_Aim of the task:_ Review the lines that follow and copy each one that contains the word "more".

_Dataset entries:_
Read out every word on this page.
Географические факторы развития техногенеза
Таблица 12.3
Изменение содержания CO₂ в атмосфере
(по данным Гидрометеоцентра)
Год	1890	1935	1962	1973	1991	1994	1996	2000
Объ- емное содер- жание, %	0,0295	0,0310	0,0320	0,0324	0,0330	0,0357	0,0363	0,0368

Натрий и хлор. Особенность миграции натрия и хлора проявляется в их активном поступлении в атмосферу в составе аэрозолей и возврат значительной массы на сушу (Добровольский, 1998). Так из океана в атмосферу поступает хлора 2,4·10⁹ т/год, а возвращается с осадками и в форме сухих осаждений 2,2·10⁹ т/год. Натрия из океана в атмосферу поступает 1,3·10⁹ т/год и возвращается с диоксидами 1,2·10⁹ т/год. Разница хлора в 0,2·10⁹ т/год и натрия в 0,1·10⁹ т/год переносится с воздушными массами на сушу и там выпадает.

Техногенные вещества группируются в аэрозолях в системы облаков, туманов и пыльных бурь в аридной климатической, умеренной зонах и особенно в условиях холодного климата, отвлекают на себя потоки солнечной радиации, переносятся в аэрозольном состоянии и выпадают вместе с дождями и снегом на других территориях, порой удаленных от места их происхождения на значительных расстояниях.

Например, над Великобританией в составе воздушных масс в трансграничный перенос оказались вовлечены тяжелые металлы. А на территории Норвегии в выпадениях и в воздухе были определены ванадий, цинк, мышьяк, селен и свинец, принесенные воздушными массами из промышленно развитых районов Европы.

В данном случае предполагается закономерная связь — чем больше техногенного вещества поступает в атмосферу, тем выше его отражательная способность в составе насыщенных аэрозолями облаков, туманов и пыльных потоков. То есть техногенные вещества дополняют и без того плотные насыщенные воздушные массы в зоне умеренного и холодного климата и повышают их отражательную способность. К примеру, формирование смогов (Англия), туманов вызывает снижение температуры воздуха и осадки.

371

--

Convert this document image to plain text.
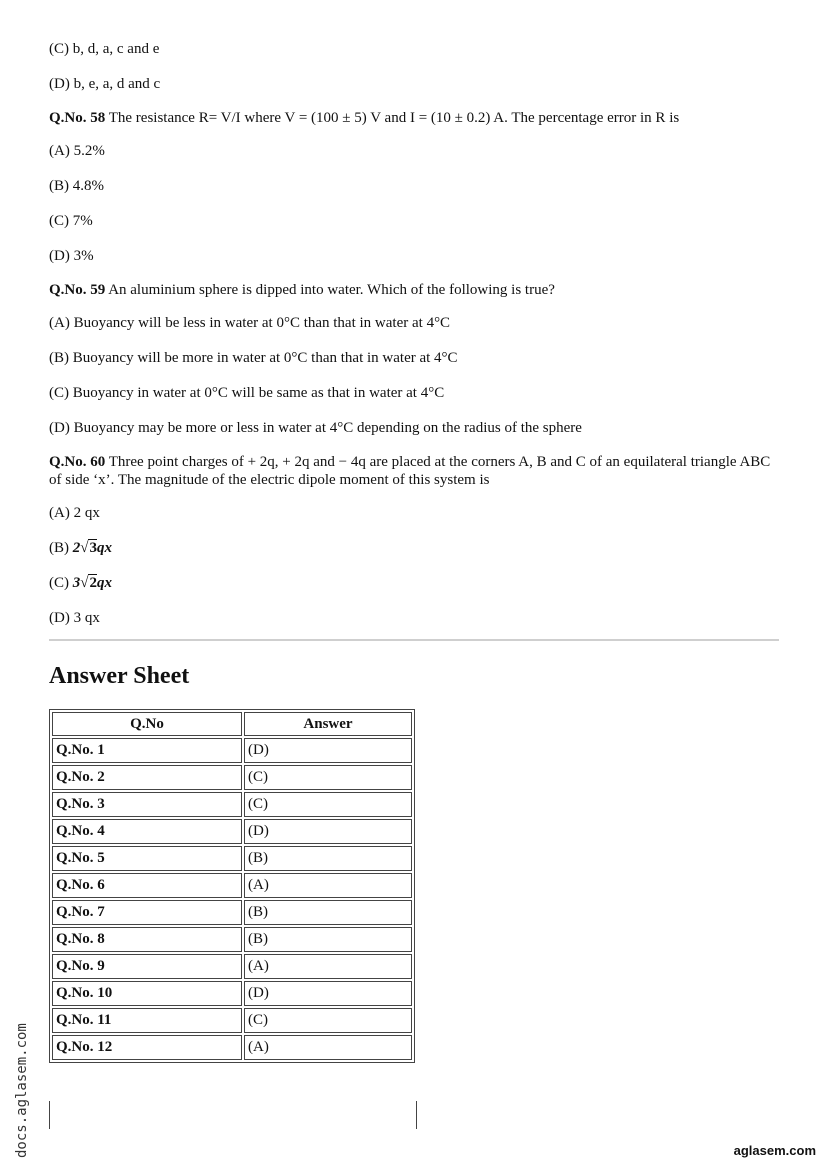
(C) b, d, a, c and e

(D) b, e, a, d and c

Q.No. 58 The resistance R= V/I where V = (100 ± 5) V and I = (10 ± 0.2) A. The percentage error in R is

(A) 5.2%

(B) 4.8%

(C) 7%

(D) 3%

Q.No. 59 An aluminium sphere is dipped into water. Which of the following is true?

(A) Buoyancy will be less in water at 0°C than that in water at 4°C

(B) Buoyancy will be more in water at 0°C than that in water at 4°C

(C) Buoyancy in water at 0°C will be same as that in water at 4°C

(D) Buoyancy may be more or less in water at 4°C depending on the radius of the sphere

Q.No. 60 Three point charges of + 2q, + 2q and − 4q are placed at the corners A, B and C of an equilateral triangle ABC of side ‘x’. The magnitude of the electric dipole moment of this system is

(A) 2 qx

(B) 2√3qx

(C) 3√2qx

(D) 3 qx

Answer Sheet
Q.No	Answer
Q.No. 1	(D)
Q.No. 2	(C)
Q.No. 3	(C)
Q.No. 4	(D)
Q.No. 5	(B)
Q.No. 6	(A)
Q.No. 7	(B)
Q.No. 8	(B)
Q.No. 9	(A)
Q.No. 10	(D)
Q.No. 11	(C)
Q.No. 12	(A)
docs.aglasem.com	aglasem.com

_Result of the exercise:_
(B) Buoyancy will be more in water at 0°C than that in water at 4°C
(D) Buoyancy may be more or less in water at 4°C depending on the radius of the sphere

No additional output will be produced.